= WORK TO BE COMPLETED =
Please repeat all of the listing exactly.
··· ROWS ···
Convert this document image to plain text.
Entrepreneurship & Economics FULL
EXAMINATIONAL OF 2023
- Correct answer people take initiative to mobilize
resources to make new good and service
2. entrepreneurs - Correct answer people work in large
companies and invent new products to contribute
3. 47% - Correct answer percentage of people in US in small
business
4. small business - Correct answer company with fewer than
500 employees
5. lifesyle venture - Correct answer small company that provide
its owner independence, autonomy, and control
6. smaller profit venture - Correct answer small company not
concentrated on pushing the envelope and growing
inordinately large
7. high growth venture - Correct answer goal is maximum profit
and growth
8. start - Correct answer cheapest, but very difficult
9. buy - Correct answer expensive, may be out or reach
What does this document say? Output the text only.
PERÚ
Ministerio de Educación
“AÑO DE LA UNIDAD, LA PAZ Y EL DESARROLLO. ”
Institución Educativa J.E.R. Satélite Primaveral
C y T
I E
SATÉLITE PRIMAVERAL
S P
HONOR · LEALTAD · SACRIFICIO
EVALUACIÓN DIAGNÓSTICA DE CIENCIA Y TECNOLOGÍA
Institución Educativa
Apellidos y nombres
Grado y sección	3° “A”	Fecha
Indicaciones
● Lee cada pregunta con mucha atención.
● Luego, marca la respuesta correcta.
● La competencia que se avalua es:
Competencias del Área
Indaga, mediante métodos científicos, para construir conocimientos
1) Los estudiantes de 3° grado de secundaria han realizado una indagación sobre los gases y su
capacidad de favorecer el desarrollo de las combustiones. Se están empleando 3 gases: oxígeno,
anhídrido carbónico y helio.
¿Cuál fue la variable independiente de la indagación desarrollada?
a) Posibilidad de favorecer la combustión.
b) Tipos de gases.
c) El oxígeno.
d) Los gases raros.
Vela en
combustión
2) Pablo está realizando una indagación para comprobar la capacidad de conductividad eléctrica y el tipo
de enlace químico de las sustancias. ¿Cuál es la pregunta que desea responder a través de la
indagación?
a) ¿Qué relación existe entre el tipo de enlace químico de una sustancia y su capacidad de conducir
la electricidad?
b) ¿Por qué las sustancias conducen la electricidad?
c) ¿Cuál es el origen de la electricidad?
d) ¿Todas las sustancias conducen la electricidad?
···
= CORRECT RESPONSE =
Convert this document image to plain text.
Entrepreneurship & Economics FULL
EXAMINATIONAL OF 2023
- Correct answer people take initiative to mobilize
resources to make new good and service
2. entrepreneurs - Correct answer people work in large
companies and invent new products to contribute
3. 47% - Correct answer percentage of people in US in small
business
4. small business - Correct answer company with fewer than
500 employees
5. lifesyle venture - Correct answer small company that provide
its owner independence, autonomy, and control
6. smaller profit venture - Correct answer small company not
concentrated on pushing the envelope and growing
inordinately large
7. high growth venture - Correct answer goal is maximum profit
and growth
8. start - Correct answer cheapest, but very difficult
9. buy - Correct answer expensive, may be out or reach
What does this document say? Output the text only.
PERÚ
Ministerio de Educación
“AÑO DE LA UNIDAD, LA PAZ Y EL DESARROLLO. ”
Institución Educativa J.E.R. Satélite Primaveral
C y T
I E
SATÉLITE PRIMAVERAL
S P
HONOR · LEALTAD · SACRIFICIO
EVALUACIÓN DIAGNÓSTICA DE CIENCIA Y TECNOLOGÍA
Institución Educativa
Apellidos y nombres
Grado y sección	3° “A”	Fecha
Indicaciones
● Lee cada pregunta con mucha atención.
● Luego, marca la respuesta correcta.
● La competencia que se avalua es:
Competencias del Área
Indaga, mediante métodos científicos, para construir conocimientos
1) Los estudiantes de 3° grado de secundaria han realizado una indagación sobre los gases y su
capacidad de favorecer el desarrollo de las combustiones. Se están empleando 3 gases: oxígeno,
anhídrido carbónico y helio.
¿Cuál fue la variable independiente de la indagación desarrollada?
a) Posibilidad de favorecer la combustión.
b) Tipos de gases.
c) El oxígeno.
d) Los gases raros.
Vela en
combustión
2) Pablo está realizando una indagación para comprobar la capacidad de conductividad eléctrica y el tipo
de enlace químico de las sustancias. ¿Cuál es la pregunta que desea responder a través de la
indagación?
a) ¿Qué relación existe entre el tipo de enlace químico de una sustancia y su capacidad de conducir
la electricidad?
b) ¿Por qué las sustancias conducen la electricidad?
c) ¿Cuál es el origen de la electricidad?
d) ¿Todas las sustancias conducen la electricidad?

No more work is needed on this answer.